(Some records)
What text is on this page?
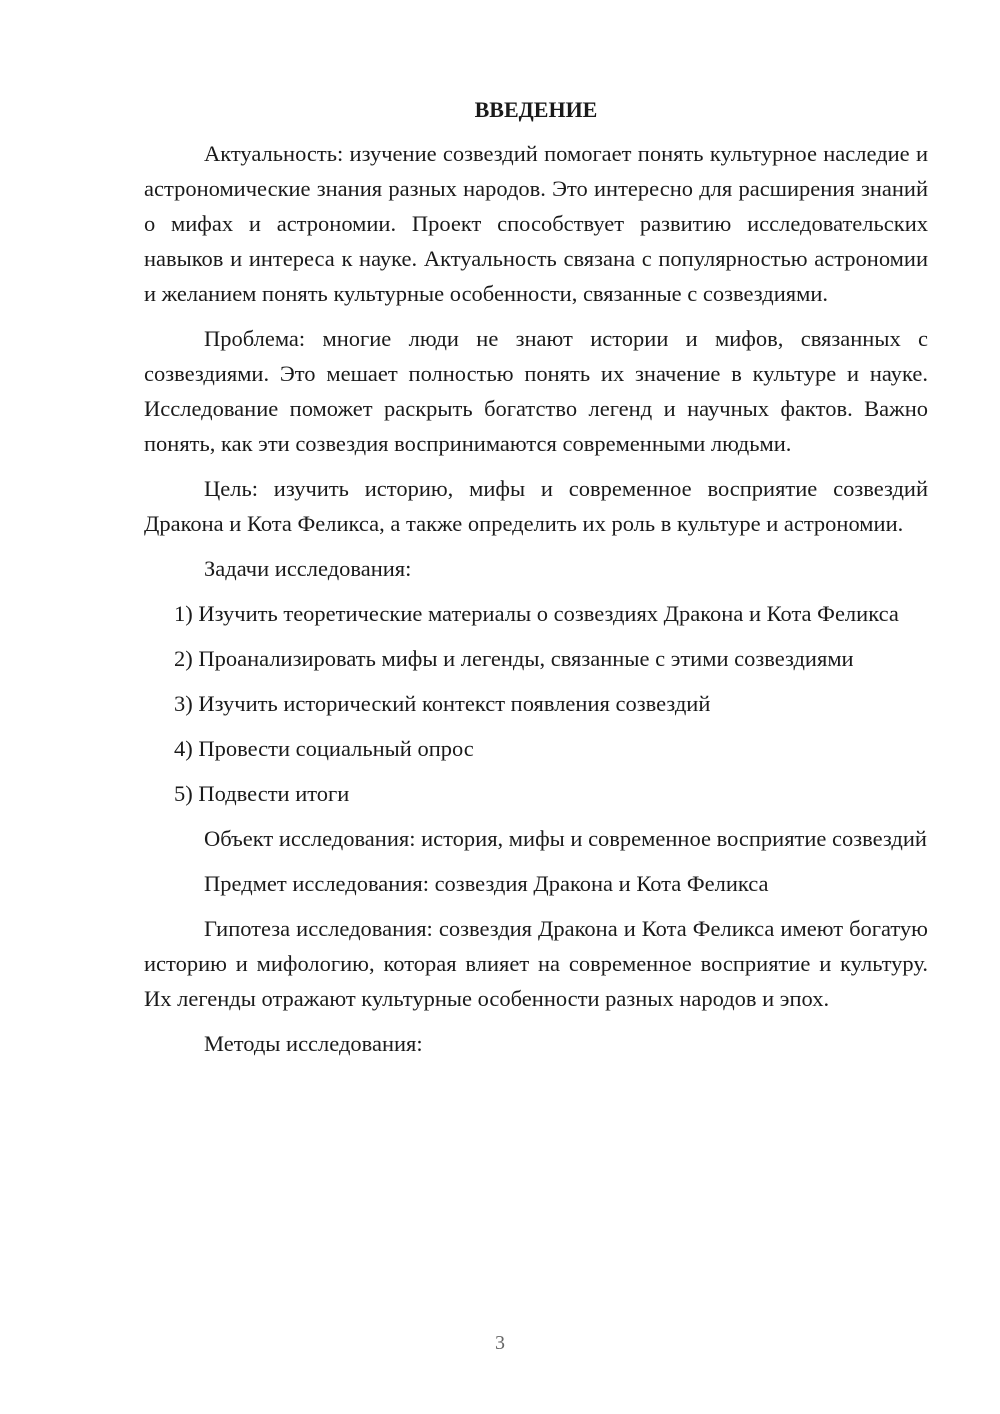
ВВЕДЕНИЕ

Актуальность: изучение созвездий помогает понять культурное наследие и астрономические знания разных народов. Это интересно для расширения знаний о мифах и астрономии. Проект способствует развитию исследовательских навыков и интереса к науке. Актуальность связана с популярностью астрономии и желанием понять культурные особенности, связанные с созвездиями.

Проблема: многие люди не знают истории и мифов, связанных с созвездиями. Это мешает полностью понять их значение в культуре и науке. Исследование поможет раскрыть богатство легенд и научных фактов. Важно понять, как эти созвездия воспринимаются современными людьми.

Цель: изучить историю, мифы и современное восприятие созвездий Дракона и Кота Феликса, а также определить их роль в культуре и астрономии.

Задачи исследования:

1) Изучить теоретические материалы о созвездиях Дракона и Кота Феликса

2) Проанализировать мифы и легенды, связанные с этими созвездиями

3) Изучить исторический контекст появления созвездий

4) Провести социальный опрос

5) Подвести итоги

Объект исследования: история, мифы и современное восприятие созвездий

Предмет исследования: созвездия Дракона и Кота Феликса

Гипотеза исследования: созвездия Дракона и Кота Феликса имеют богатую историю и мифологию, которая влияет на современное восприятие и культуру. Их легенды отражают культурные особенности разных народов и эпох.

Методы исследования:

3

Written request: Repeat the data exactly, excluding the pictures.

Exercise result:
What text is on this page?
ВВЕДЕНИЕ

Актуальность: изучение созвездий помогает понять культурное наследие и астрономические знания разных народов. Это интересно для расширения знаний о мифах и астрономии. Проект способствует развитию исследовательских навыков и интереса к науке. Актуальность связана с популярностью астрономии и желанием понять культурные особенности, связанные с созвездиями.

Проблема: многие люди не знают истории и мифов, связанных с созвездиями. Это мешает полностью понять их значение в культуре и науке. Исследование поможет раскрыть богатство легенд и научных фактов. Важно понять, как эти созвездия воспринимаются современными людьми.

Цель: изучить историю, мифы и современное восприятие созвездий Дракона и Кота Феликса, а также определить их роль в культуре и астрономии.

Задачи исследования:

1) Изучить теоретические материалы о созвездиях Дракона и Кота Феликса

2) Проанализировать мифы и легенды, связанные с этими созвездиями

3) Изучить исторический контекст появления созвездий

4) Провести социальный опрос

5) Подвести итоги

Объект исследования: история, мифы и современное восприятие созвездий

Предмет исследования: созвездия Дракона и Кота Феликса

Гипотеза исследования: созвездия Дракона и Кота Феликса имеют богатую историю и мифологию, которая влияет на современное восприятие и культуру. Их легенды отражают культурные особенности разных народов и эпох.

Методы исследования:

3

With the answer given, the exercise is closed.